+++ Exercise input +++
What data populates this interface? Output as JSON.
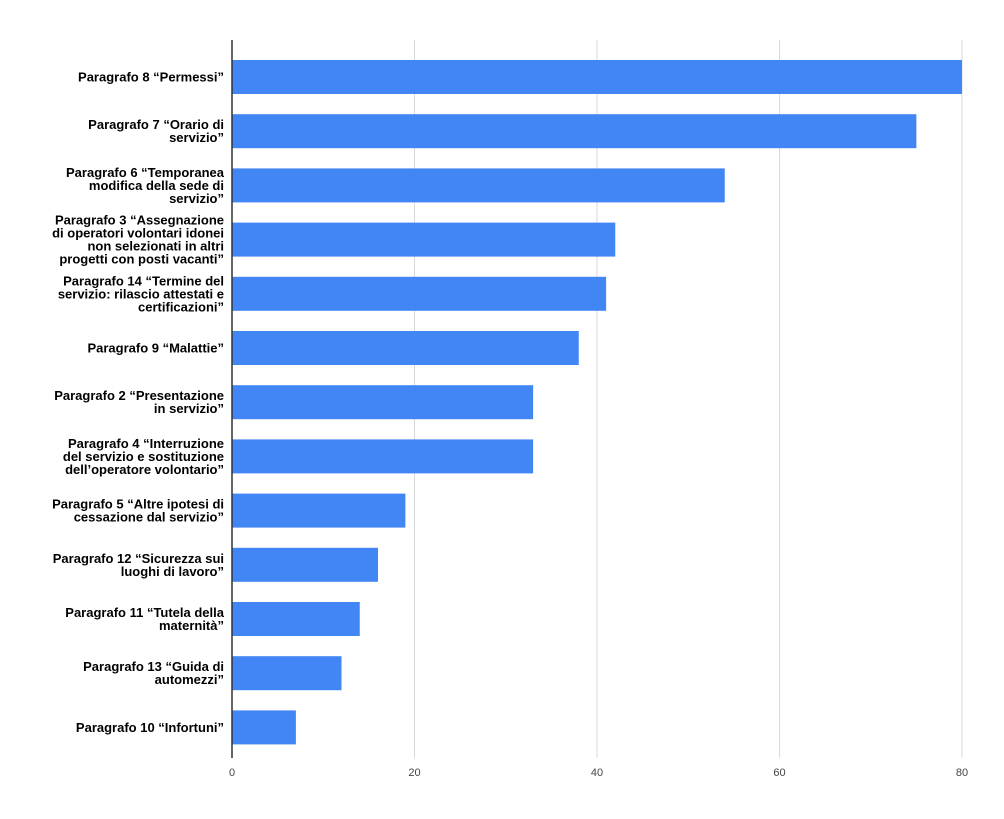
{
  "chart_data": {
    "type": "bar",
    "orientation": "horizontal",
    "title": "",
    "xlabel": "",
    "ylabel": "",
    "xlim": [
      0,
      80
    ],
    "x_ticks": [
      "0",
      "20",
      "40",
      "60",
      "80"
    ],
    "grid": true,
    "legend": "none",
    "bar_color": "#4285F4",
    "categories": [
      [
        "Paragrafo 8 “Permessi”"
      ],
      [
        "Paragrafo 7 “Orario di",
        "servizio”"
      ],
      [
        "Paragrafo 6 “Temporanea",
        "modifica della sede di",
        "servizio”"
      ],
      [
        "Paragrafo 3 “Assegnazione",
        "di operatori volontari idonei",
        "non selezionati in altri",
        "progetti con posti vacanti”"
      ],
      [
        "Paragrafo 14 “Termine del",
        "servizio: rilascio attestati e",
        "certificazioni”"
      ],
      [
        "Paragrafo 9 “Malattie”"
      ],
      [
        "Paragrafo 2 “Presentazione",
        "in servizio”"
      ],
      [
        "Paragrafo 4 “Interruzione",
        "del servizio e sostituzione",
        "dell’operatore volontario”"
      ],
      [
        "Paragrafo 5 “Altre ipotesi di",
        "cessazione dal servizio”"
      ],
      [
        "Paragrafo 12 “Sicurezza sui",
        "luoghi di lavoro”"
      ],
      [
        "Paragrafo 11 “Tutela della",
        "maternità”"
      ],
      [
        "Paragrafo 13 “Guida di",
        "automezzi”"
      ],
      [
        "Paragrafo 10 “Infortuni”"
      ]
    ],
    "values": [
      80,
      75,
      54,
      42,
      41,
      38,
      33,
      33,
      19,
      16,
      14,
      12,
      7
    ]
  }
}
+++
Leave out the pictures and give the listing above again exactly.

Worked answer:
What data populates this interface? Output as JSON.
{
  "chart_data": {
    "type": "bar",
    "orientation": "horizontal",
    "title": "",
    "xlabel": "",
    "ylabel": "",
    "xlim": [
      0,
      80
    ],
    "x_ticks": [
      "0",
      "20",
      "40",
      "60",
      "80"
    ],
    "grid": true,
    "legend": "none",
    "bar_color": "#4285F4",
    "categories": [
      [
        "Paragrafo 8 “Permessi”"
      ],
      [
        "Paragrafo 7 “Orario di",
        "servizio”"
      ],
      [
        "Paragrafo 6 “Temporanea",
        "modifica della sede di",
        "servizio”"
      ],
      [
        "Paragrafo 3 “Assegnazione",
        "di operatori volontari idonei",
        "non selezionati in altri",
        "progetti con posti vacanti”"
      ],
      [
        "Paragrafo 14 “Termine del",
        "servizio: rilascio attestati e",
        "certificazioni”"
      ],
      [
        "Paragrafo 9 “Malattie”"
      ],
      [
        "Paragrafo 2 “Presentazione",
        "in servizio”"
      ],
      [
        "Paragrafo 4 “Interruzione",
        "del servizio e sostituzione",
        "dell’operatore volontario”"
      ],
      [
        "Paragrafo 5 “Altre ipotesi di",
        "cessazione dal servizio”"
      ],
      [
        "Paragrafo 12 “Sicurezza sui",
        "luoghi di lavoro”"
      ],
      [
        "Paragrafo 11 “Tutela della",
        "maternità”"
      ],
      [
        "Paragrafo 13 “Guida di",
        "automezzi”"
      ],
      [
        "Paragrafo 10 “Infortuni”"
      ]
    ],
    "values": [
      80,
      75,
      54,
      42,
      41,
      38,
      33,
      33,
      19,
      16,
      14,
      12,
      7
    ]
  }
}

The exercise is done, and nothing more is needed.